Output the material below unchanged, apart from leaving out the pictures.

Given information:
* * *

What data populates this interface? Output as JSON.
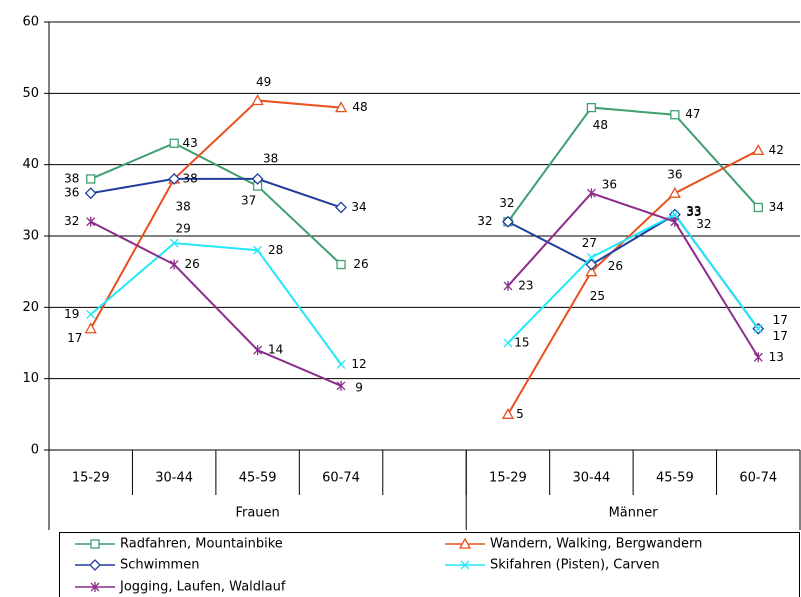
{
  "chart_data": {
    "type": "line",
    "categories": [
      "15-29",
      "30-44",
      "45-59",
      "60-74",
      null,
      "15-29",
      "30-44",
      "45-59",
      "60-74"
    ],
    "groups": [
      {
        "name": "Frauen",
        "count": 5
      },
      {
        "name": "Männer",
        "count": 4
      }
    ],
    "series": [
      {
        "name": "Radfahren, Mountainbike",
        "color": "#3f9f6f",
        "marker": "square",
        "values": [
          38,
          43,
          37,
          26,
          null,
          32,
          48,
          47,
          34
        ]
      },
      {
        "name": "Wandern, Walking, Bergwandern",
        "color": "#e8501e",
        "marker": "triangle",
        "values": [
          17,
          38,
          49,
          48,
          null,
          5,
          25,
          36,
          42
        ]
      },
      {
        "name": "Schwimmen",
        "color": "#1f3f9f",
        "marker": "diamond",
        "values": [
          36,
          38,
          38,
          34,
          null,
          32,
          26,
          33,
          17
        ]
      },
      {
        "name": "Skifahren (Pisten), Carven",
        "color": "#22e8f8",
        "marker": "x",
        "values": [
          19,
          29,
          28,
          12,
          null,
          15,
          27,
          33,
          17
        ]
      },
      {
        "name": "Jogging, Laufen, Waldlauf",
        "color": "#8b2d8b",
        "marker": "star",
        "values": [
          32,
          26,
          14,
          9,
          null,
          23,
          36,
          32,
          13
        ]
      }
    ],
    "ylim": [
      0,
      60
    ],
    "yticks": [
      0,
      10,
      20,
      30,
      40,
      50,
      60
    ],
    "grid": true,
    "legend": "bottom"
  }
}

* * *

Written solution:
What data populates this interface? Output as JSON.
{
  "chart_data": {
    "type": "line",
    "categories": [
      "15-29",
      "30-44",
      "45-59",
      "60-74",
      null,
      "15-29",
      "30-44",
      "45-59",
      "60-74"
    ],
    "groups": [
      {
        "name": "Frauen",
        "count": 5
      },
      {
        "name": "Männer",
        "count": 4
      }
    ],
    "series": [
      {
        "name": "Radfahren, Mountainbike",
        "color": "#3f9f6f",
        "marker": "square",
        "values": [
          38,
          43,
          37,
          26,
          null,
          32,
          48,
          47,
          34
        ]
      },
      {
        "name": "Wandern, Walking, Bergwandern",
        "color": "#e8501e",
        "marker": "triangle",
        "values": [
          17,
          38,
          49,
          48,
          null,
          5,
          25,
          36,
          42
        ]
      },
      {
        "name": "Schwimmen",
        "color": "#1f3f9f",
        "marker": "diamond",
        "values": [
          36,
          38,
          38,
          34,
          null,
          32,
          26,
          33,
          17
        ]
      },
      {
        "name": "Skifahren (Pisten), Carven",
        "color": "#22e8f8",
        "marker": "x",
        "values": [
          19,
          29,
          28,
          12,
          null,
          15,
          27,
          33,
          17
        ]
      },
      {
        "name": "Jogging, Laufen, Waldlauf",
        "color": "#8b2d8b",
        "marker": "star",
        "values": [
          32,
          26,
          14,
          9,
          null,
          23,
          36,
          32,
          13
        ]
      }
    ],
    "ylim": [
      0,
      60
    ],
    "yticks": [
      0,
      10,
      20,
      30,
      40,
      50,
      60
    ],
    "grid": true,
    "legend": "bottom"
  }
}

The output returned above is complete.